Restate the data below word for word. Skip any images it contains.

:: Listed entries ::

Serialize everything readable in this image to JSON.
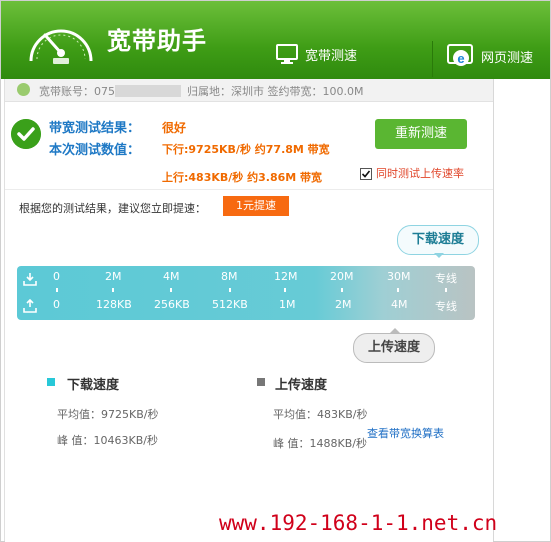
{
  "app": {
    "title": "宽带助手"
  },
  "nav": [
    {
      "label": "宽带测速"
    },
    {
      "label": "网页测速"
    }
  ],
  "account": {
    "text_prefix": "宽带账号：075",
    "text_suffix": "归属地：深圳市  签约带宽：100.0M"
  },
  "result": {
    "test_result_label": "带宽测试结果：",
    "test_result_value": "很好",
    "test_value_label": "本次测试数值：",
    "download_text": "下行:9725KB/秒 约77.8M 带宽",
    "upload_text": "上行:483KB/秒 约3.86M 带宽",
    "retest_label": "重新测速",
    "upload_option_label": "同时测试上传速率",
    "upload_option_checked": true
  },
  "suggestion": {
    "text": "根据您的测试结果，建议您立即提速：",
    "button_label": "1元提速"
  },
  "meter": {
    "download_tip": "下载速度",
    "upload_tip": "上传速度",
    "download_ticks": [
      "0",
      "2M",
      "4M",
      "8M",
      "12M",
      "20M",
      "30M",
      "专线"
    ],
    "upload_ticks": [
      "0",
      "128KB",
      "256KB",
      "512KB",
      "1M",
      "2M",
      "4M",
      "专线"
    ]
  },
  "stats": {
    "download": {
      "title": "下载速度",
      "avg": "平均值：9725KB/秒",
      "peak": "峰  值：10463KB/秒",
      "color": "#28c8d8"
    },
    "upload": {
      "title": "上传速度",
      "avg": "平均值：483KB/秒",
      "peak": "峰  值：1488KB/秒",
      "color": "#777777"
    }
  },
  "link_label": "查看带宽换算表",
  "watermark": "www.192-168-1-1.net.cn"
}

:::

**Complete answer**
Serialize everything readable in this image to JSON.
{
  "app": {
    "title": "宽带助手"
  },
  "nav": [
    {
      "label": "宽带测速"
    },
    {
      "label": "网页测速"
    }
  ],
  "account": {
    "text_prefix": "宽带账号：075",
    "text_suffix": "归属地：深圳市  签约带宽：100.0M"
  },
  "result": {
    "test_result_label": "带宽测试结果：",
    "test_result_value": "很好",
    "test_value_label": "本次测试数值：",
    "download_text": "下行:9725KB/秒 约77.8M 带宽",
    "upload_text": "上行:483KB/秒 约3.86M 带宽",
    "retest_label": "重新测速",
    "upload_option_label": "同时测试上传速率",
    "upload_option_checked": true
  },
  "suggestion": {
    "text": "根据您的测试结果，建议您立即提速：",
    "button_label": "1元提速"
  },
  "meter": {
    "download_tip": "下载速度",
    "upload_tip": "上传速度",
    "download_ticks": [
      "0",
      "2M",
      "4M",
      "8M",
      "12M",
      "20M",
      "30M",
      "专线"
    ],
    "upload_ticks": [
      "0",
      "128KB",
      "256KB",
      "512KB",
      "1M",
      "2M",
      "4M",
      "专线"
    ]
  },
  "stats": {
    "download": {
      "title": "下载速度",
      "avg": "平均值：9725KB/秒",
      "peak": "峰  值：10463KB/秒",
      "color": "#28c8d8"
    },
    "upload": {
      "title": "上传速度",
      "avg": "平均值：483KB/秒",
      "peak": "峰  值：1488KB/秒",
      "color": "#777777"
    }
  },
  "link_label": "查看带宽换算表",
  "watermark": "www.192-168-1-1.net.cn"
}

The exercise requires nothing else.